[INFORMATION PROVIDED start]
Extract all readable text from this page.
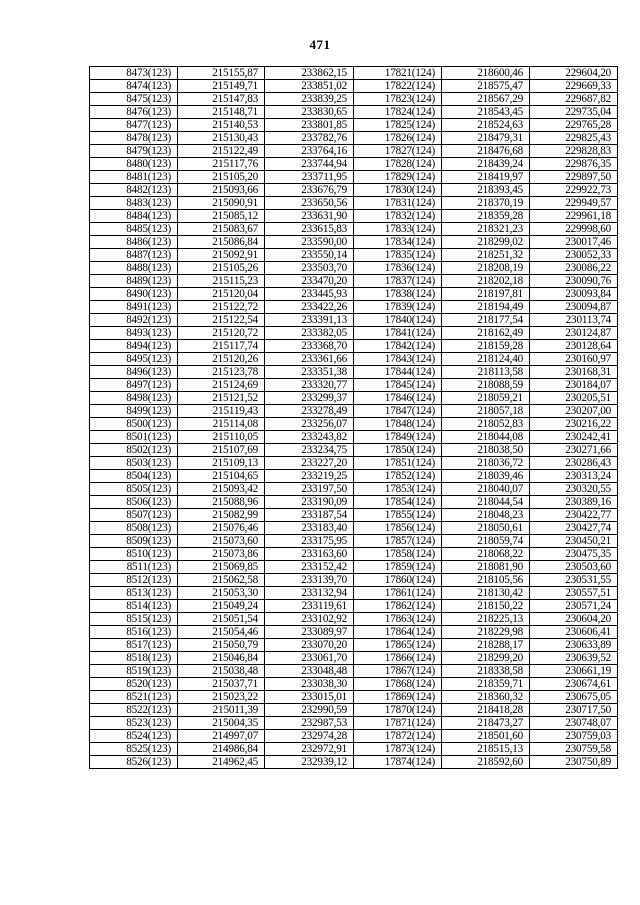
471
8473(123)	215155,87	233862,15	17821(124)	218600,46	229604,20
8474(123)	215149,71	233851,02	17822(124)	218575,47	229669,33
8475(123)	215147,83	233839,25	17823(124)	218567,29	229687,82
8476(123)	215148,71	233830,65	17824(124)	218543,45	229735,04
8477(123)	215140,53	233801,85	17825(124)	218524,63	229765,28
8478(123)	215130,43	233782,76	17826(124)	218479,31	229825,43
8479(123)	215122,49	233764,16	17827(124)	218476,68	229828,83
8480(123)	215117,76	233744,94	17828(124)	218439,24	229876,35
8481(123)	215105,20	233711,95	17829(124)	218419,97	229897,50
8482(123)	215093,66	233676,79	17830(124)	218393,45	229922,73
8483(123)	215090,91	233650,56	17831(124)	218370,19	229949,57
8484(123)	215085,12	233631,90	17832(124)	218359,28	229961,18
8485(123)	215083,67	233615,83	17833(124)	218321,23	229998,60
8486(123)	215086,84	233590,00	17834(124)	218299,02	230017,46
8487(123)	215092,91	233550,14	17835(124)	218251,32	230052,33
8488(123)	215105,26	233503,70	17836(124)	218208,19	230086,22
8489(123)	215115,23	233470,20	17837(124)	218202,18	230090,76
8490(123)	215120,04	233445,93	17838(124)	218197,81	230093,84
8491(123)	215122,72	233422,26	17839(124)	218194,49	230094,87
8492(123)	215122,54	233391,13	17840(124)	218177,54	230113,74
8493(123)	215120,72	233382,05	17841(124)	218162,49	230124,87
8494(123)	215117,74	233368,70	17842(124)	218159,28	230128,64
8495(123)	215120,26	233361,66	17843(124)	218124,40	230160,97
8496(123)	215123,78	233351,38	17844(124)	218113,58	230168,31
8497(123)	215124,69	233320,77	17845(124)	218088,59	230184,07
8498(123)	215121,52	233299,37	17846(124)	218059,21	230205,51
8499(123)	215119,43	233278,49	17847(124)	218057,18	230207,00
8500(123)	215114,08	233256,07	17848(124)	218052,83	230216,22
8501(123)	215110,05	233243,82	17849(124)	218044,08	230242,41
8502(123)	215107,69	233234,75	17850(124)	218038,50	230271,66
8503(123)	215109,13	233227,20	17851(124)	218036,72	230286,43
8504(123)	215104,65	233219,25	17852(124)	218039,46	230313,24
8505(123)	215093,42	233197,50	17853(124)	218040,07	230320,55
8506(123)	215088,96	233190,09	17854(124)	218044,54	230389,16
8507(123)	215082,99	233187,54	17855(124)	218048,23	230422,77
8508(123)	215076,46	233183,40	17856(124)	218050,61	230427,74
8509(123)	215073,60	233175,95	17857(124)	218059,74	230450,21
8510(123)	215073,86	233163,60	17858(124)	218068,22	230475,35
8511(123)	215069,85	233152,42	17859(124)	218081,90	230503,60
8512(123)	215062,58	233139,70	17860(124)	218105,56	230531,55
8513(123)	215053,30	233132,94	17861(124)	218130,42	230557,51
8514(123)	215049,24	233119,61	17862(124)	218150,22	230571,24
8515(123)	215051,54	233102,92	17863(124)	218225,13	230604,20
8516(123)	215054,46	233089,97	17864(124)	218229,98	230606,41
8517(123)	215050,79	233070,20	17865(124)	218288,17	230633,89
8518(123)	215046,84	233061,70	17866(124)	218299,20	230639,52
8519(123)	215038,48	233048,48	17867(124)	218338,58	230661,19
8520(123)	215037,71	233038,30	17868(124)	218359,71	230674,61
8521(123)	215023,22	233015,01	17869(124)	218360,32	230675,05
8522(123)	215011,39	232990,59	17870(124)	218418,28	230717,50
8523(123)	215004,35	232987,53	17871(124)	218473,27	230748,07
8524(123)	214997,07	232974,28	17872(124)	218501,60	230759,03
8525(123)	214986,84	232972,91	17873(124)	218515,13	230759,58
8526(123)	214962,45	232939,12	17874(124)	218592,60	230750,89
[INFORMATION PROVIDED end]
## EXERCISE DIRECTIONS
Your copy should repeat each entry above exactly but contain no pictures.

## SOLUTION BELOW
Extract all readable text from this page.
471
8473(123)	215155,87	233862,15	17821(124)	218600,46	229604,20
8474(123)	215149,71	233851,02	17822(124)	218575,47	229669,33
8475(123)	215147,83	233839,25	17823(124)	218567,29	229687,82
8476(123)	215148,71	233830,65	17824(124)	218543,45	229735,04
8477(123)	215140,53	233801,85	17825(124)	218524,63	229765,28
8478(123)	215130,43	233782,76	17826(124)	218479,31	229825,43
8479(123)	215122,49	233764,16	17827(124)	218476,68	229828,83
8480(123)	215117,76	233744,94	17828(124)	218439,24	229876,35
8481(123)	215105,20	233711,95	17829(124)	218419,97	229897,50
8482(123)	215093,66	233676,79	17830(124)	218393,45	229922,73
8483(123)	215090,91	233650,56	17831(124)	218370,19	229949,57
8484(123)	215085,12	233631,90	17832(124)	218359,28	229961,18
8485(123)	215083,67	233615,83	17833(124)	218321,23	229998,60
8486(123)	215086,84	233590,00	17834(124)	218299,02	230017,46
8487(123)	215092,91	233550,14	17835(124)	218251,32	230052,33
8488(123)	215105,26	233503,70	17836(124)	218208,19	230086,22
8489(123)	215115,23	233470,20	17837(124)	218202,18	230090,76
8490(123)	215120,04	233445,93	17838(124)	218197,81	230093,84
8491(123)	215122,72	233422,26	17839(124)	218194,49	230094,87
8492(123)	215122,54	233391,13	17840(124)	218177,54	230113,74
8493(123)	215120,72	233382,05	17841(124)	218162,49	230124,87
8494(123)	215117,74	233368,70	17842(124)	218159,28	230128,64
8495(123)	215120,26	233361,66	17843(124)	218124,40	230160,97
8496(123)	215123,78	233351,38	17844(124)	218113,58	230168,31
8497(123)	215124,69	233320,77	17845(124)	218088,59	230184,07
8498(123)	215121,52	233299,37	17846(124)	218059,21	230205,51
8499(123)	215119,43	233278,49	17847(124)	218057,18	230207,00
8500(123)	215114,08	233256,07	17848(124)	218052,83	230216,22
8501(123)	215110,05	233243,82	17849(124)	218044,08	230242,41
8502(123)	215107,69	233234,75	17850(124)	218038,50	230271,66
8503(123)	215109,13	233227,20	17851(124)	218036,72	230286,43
8504(123)	215104,65	233219,25	17852(124)	218039,46	230313,24
8505(123)	215093,42	233197,50	17853(124)	218040,07	230320,55
8506(123)	215088,96	233190,09	17854(124)	218044,54	230389,16
8507(123)	215082,99	233187,54	17855(124)	218048,23	230422,77
8508(123)	215076,46	233183,40	17856(124)	218050,61	230427,74
8509(123)	215073,60	233175,95	17857(124)	218059,74	230450,21
8510(123)	215073,86	233163,60	17858(124)	218068,22	230475,35
8511(123)	215069,85	233152,42	17859(124)	218081,90	230503,60
8512(123)	215062,58	233139,70	17860(124)	218105,56	230531,55
8513(123)	215053,30	233132,94	17861(124)	218130,42	230557,51
8514(123)	215049,24	233119,61	17862(124)	218150,22	230571,24
8515(123)	215051,54	233102,92	17863(124)	218225,13	230604,20
8516(123)	215054,46	233089,97	17864(124)	218229,98	230606,41
8517(123)	215050,79	233070,20	17865(124)	218288,17	230633,89
8518(123)	215046,84	233061,70	17866(124)	218299,20	230639,52
8519(123)	215038,48	233048,48	17867(124)	218338,58	230661,19
8520(123)	215037,71	233038,30	17868(124)	218359,71	230674,61
8521(123)	215023,22	233015,01	17869(124)	218360,32	230675,05
8522(123)	215011,39	232990,59	17870(124)	218418,28	230717,50
8523(123)	215004,35	232987,53	17871(124)	218473,27	230748,07
8524(123)	214997,07	232974,28	17872(124)	218501,60	230759,03
8525(123)	214986,84	232972,91	17873(124)	218515,13	230759,58
8526(123)	214962,45	232939,12	17874(124)	218592,60	230750,89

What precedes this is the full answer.